WHAT IS EXPECTED - Seek out every line containing the word "text", and copy each.

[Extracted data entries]
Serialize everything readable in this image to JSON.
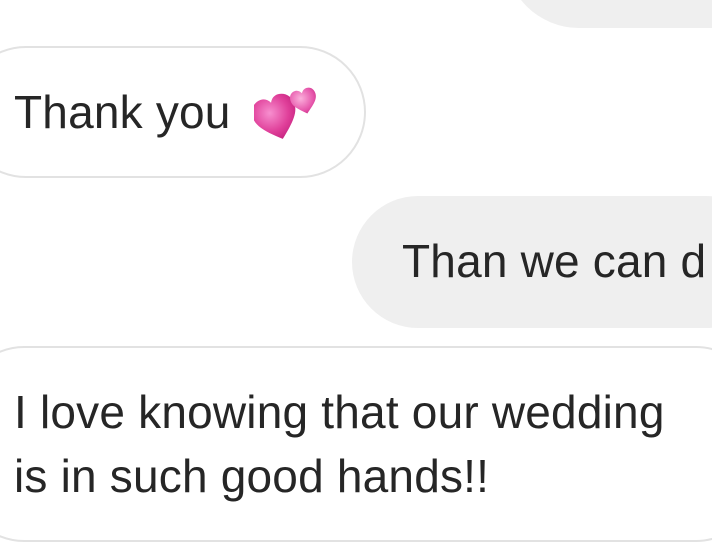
{
  "messages": [
    {
      "side": "sent",
      "text": ""
    },
    {
      "side": "received",
      "text": "Thank you",
      "emoji": "two-hearts-icon"
    },
    {
      "side": "sent",
      "text": "Than we can d"
    },
    {
      "side": "received",
      "line1": "I love knowing that our wedding",
      "line2": "is in such good hands!!"
    }
  ],
  "colors": {
    "sent_bubble": "#efefef",
    "received_border": "#e2e2e2",
    "text": "#262626",
    "heart": "#e0409a"
  }
}
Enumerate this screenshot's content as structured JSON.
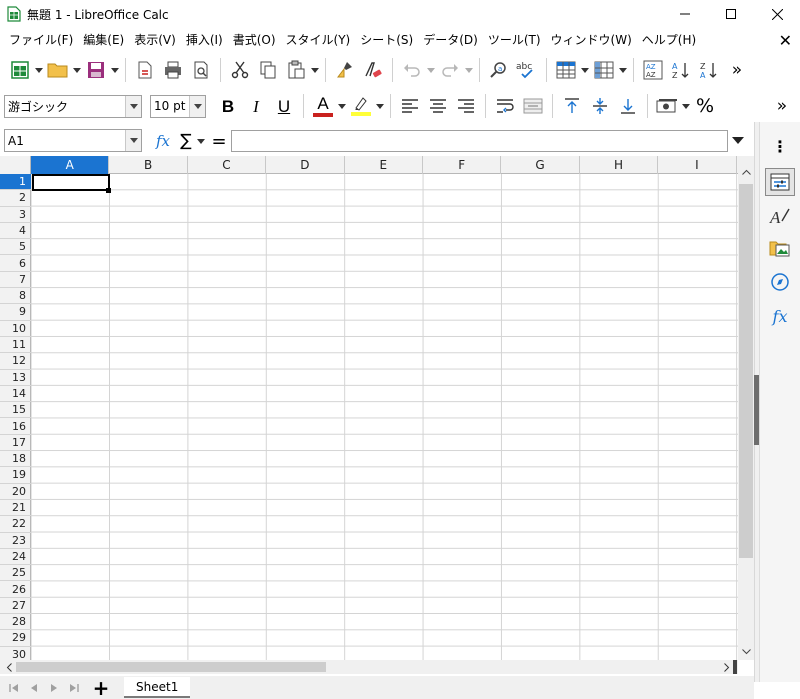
{
  "window": {
    "title": "無題 1 - LibreOffice Calc",
    "minimize_glyph": "—",
    "maximize_glyph": "☐",
    "close_glyph": "✕"
  },
  "menu": {
    "items": [
      {
        "label": "ファイル(F)"
      },
      {
        "label": "編集(E)"
      },
      {
        "label": "表示(V)"
      },
      {
        "label": "挿入(I)"
      },
      {
        "label": "書式(O)"
      },
      {
        "label": "スタイル(Y)"
      },
      {
        "label": "シート(S)"
      },
      {
        "label": "データ(D)"
      },
      {
        "label": "ツール(T)"
      },
      {
        "label": "ウィンドウ(W)"
      },
      {
        "label": "ヘルプ(H)"
      }
    ],
    "close_glyph": "✕"
  },
  "toolbar1": {
    "more_glyph": "»"
  },
  "toolbar2": {
    "font_name": "游ゴシック",
    "font_size": "10 pt",
    "bold": "B",
    "italic": "I",
    "underline": "U",
    "font_color_letter": "A",
    "percent": "%",
    "more_glyph": "»"
  },
  "formula_bar": {
    "name_box": "A1",
    "fx": "fx",
    "sum": "∑",
    "equals": "=",
    "formula_value": ""
  },
  "grid": {
    "columns": [
      "A",
      "B",
      "C",
      "D",
      "E",
      "F",
      "G",
      "H",
      "I"
    ],
    "rows": [
      "1",
      "2",
      "3",
      "4",
      "5",
      "6",
      "7",
      "8",
      "9",
      "10",
      "11",
      "12",
      "13",
      "14",
      "15",
      "16",
      "17",
      "18",
      "19",
      "20",
      "21",
      "22",
      "23",
      "24",
      "25",
      "26",
      "27",
      "28",
      "29",
      "30"
    ],
    "active_cell": "A1"
  },
  "sidebar": {
    "menu_glyph": "⋮",
    "fx": "fx"
  },
  "sheets": {
    "tabs": [
      {
        "label": "Sheet1"
      }
    ],
    "add_glyph": "+"
  },
  "colors": {
    "accent": "#1b74d1",
    "calc_green": "#1e8a3a",
    "font_color_bar": "#c9211e",
    "highlight_bar": "#ffff38"
  }
}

TASK SOLUTION -
      "text": ""
      "text": "Thank you",
      "text": "Than we can d"
    "text": "#262626",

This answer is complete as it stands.